# start of Provided records
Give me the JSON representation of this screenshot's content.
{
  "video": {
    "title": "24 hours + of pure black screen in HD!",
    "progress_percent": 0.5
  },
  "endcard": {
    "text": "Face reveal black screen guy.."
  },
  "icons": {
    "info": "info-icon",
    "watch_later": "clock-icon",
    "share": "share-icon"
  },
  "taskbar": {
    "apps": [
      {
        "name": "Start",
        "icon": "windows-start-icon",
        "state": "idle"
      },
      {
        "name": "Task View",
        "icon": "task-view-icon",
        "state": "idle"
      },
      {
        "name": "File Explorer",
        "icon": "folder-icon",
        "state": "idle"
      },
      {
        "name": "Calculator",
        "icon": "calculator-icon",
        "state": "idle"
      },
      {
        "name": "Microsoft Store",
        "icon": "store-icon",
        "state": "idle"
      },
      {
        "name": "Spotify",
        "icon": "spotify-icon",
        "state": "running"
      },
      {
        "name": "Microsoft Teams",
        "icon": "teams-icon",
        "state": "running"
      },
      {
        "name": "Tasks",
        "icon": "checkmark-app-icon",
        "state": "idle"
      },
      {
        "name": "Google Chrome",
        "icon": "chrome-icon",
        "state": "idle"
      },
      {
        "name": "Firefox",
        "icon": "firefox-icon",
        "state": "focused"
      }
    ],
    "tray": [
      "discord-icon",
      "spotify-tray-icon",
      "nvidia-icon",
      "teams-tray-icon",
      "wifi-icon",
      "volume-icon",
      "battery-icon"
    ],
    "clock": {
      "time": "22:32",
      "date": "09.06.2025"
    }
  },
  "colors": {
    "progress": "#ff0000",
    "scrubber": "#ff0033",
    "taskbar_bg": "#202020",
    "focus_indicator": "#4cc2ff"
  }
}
# end of Provided records
**Your goal**. Produce an exact copy of all the records.

**Written response**.
Give me the JSON representation of this screenshot's content.
{
  "video": {
    "title": "24 hours + of pure black screen in HD!",
    "progress_percent": 0.5
  },
  "endcard": {
    "text": "Face reveal black screen guy.."
  },
  "icons": {
    "info": "info-icon",
    "watch_later": "clock-icon",
    "share": "share-icon"
  },
  "taskbar": {
    "apps": [
      {
        "name": "Start",
        "icon": "windows-start-icon",
        "state": "idle"
      },
      {
        "name": "Task View",
        "icon": "task-view-icon",
        "state": "idle"
      },
      {
        "name": "File Explorer",
        "icon": "folder-icon",
        "state": "idle"
      },
      {
        "name": "Calculator",
        "icon": "calculator-icon",
        "state": "idle"
      },
      {
        "name": "Microsoft Store",
        "icon": "store-icon",
        "state": "idle"
      },
      {
        "name": "Spotify",
        "icon": "spotify-icon",
        "state": "running"
      },
      {
        "name": "Microsoft Teams",
        "icon": "teams-icon",
        "state": "running"
      },
      {
        "name": "Tasks",
        "icon": "checkmark-app-icon",
        "state": "idle"
      },
      {
        "name": "Google Chrome",
        "icon": "chrome-icon",
        "state": "idle"
      },
      {
        "name": "Firefox",
        "icon": "firefox-icon",
        "state": "focused"
      }
    ],
    "tray": [
      "discord-icon",
      "spotify-tray-icon",
      "nvidia-icon",
      "teams-tray-icon",
      "wifi-icon",
      "volume-icon",
      "battery-icon"
    ],
    "clock": {
      "time": "22:32",
      "date": "09.06.2025"
    }
  },
  "colors": {
    "progress": "#ff0000",
    "scrubber": "#ff0033",
    "taskbar_bg": "#202020",
    "focus_indicator": "#4cc2ff"
  }
}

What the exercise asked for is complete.